*WORK REQUIRED*. Look for "JSON" in the listing below. Gather each line that contains it.

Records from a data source
◇ ◇ ◇ ◇ ◇
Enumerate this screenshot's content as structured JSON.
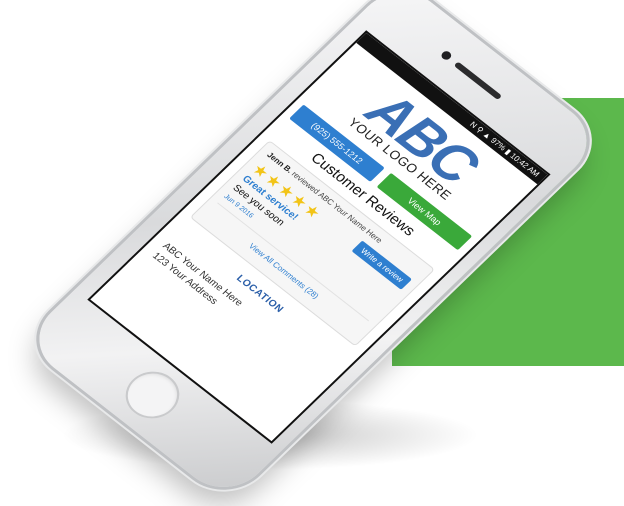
{
  "status_bar": {
    "text": "N ⚲ ▲ 97% ▮ 10:42 AM"
  },
  "logo": {
    "letters": "ABC",
    "tagline": "YOUR LOGO HERE"
  },
  "buttons": {
    "phone": "(925) 555-1212",
    "map": "View Map"
  },
  "reviews": {
    "title": "Customer Reviews",
    "write_label": "Write a review",
    "item": {
      "author": "Jenn B.",
      "action": "reviewed ABC Your Name Here",
      "stars": "★★★★★",
      "headline": "Great service!",
      "body": "See you soon",
      "date": "Jun 9 2016"
    },
    "view_all_label": "View All Comments (28)"
  },
  "location": {
    "title": "LOCATION",
    "name": "ABC Your Name Here",
    "address": "123 Your Address"
  },
  "colors": {
    "background_green": "#5cb84c",
    "brand_blue": "#3a6fb5",
    "button_blue": "#2e7fd0",
    "button_green": "#3aa93a",
    "star_yellow": "#f2c417"
  }
}
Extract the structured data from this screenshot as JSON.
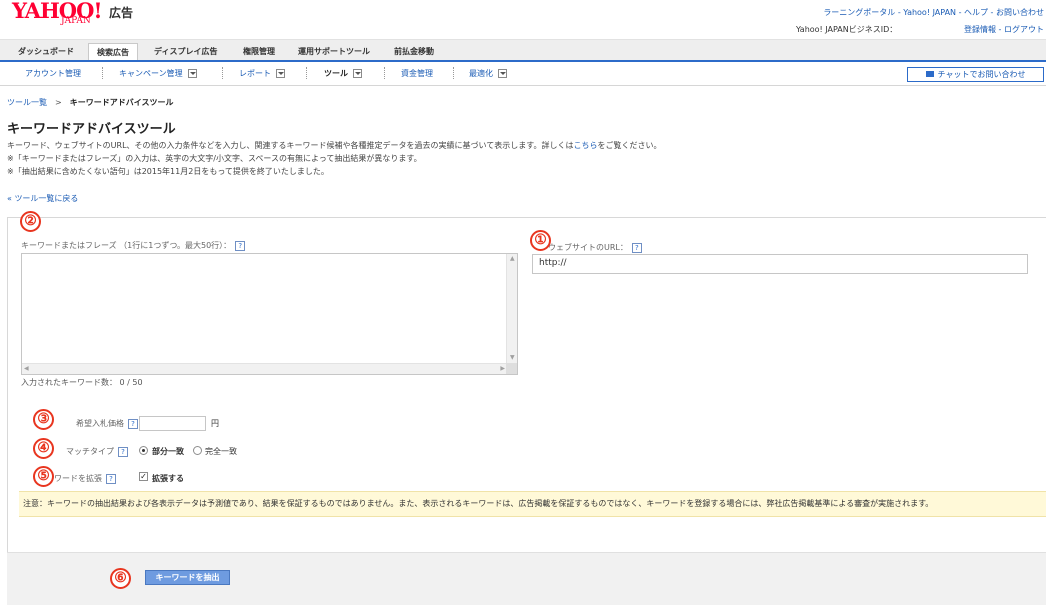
{
  "header": {
    "logo_text": "YAHOO!",
    "logo_sub": "JAPAN",
    "logo_product": "広告",
    "links": "ラーニングポータル - Yahoo! JAPAN - ヘルプ - お問い合わせ",
    "user_label": "Yahoo! JAPANビジネスID：",
    "account_links": "登録情報 - ログアウト"
  },
  "main_tabs": [
    "ダッシュボード",
    "検索広告",
    "ディスプレイ広告",
    "権限管理",
    "運用サポートツール",
    "前払金移動"
  ],
  "sub_nav": [
    "アカウント管理",
    "キャンペーン管理",
    "レポート",
    "ツール",
    "資金管理",
    "最適化"
  ],
  "chat_button": "チャットでお問い合わせ",
  "breadcrumb": {
    "root": "ツール一覧",
    "separator": ">",
    "current": "キーワードアドバイスツール"
  },
  "page_title": "キーワードアドバイスツール",
  "description": {
    "line1_prefix": "キーワード、ウェブサイトのURL、その他の入力条件などを入力し、関連するキーワード候補や各種推定データを過去の実績に基づいて表示します。詳しくは",
    "line1_link": "こちら",
    "line1_suffix": "をご覧ください。",
    "line2": "※「キーワードまたはフレーズ」の入力は、英字の大文字/小文字、スペースの有無によって抽出結果が異なります。",
    "line3": "※「抽出結果に含めたくない語句」は2015年11月2日をもって提供を終了いたしました。"
  },
  "back_link": "« ツール一覧に戻る",
  "form": {
    "keyword_label": "キーワードまたはフレーズ （1行に1つずつ。最大50行）：",
    "keyword_count": "入力されたキーワード数： 0 / 50",
    "url_label": "ウェブサイトのURL：",
    "url_value": "http://",
    "bid_label": "希望入札価格",
    "bid_unit": "円",
    "match_label": "マッチタイプ",
    "match_options": [
      "部分一致",
      "完全一致"
    ],
    "expand_label": "キーワードを拡張",
    "expand_option": "拡張する",
    "help_glyph": "?",
    "notice": "注意：キーワードの抽出結果および各表示データは予測値であり、結果を保証するものではありません。また、表示されるキーワードは、広告掲載を保証するものではなく、キーワードを登録する場合には、弊社広告掲載基準による審査が実施されます。",
    "submit_label": "キーワードを抽出"
  },
  "annotations": [
    "①",
    "②",
    "③",
    "④",
    "⑤",
    "⑥"
  ]
}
◇ ◇ ◇ ◇ ◇
*WORKED SOLUTION*.
Enumerate this screenshot's content as structured JSON.
Extract the structured data from this screenshot as JSON.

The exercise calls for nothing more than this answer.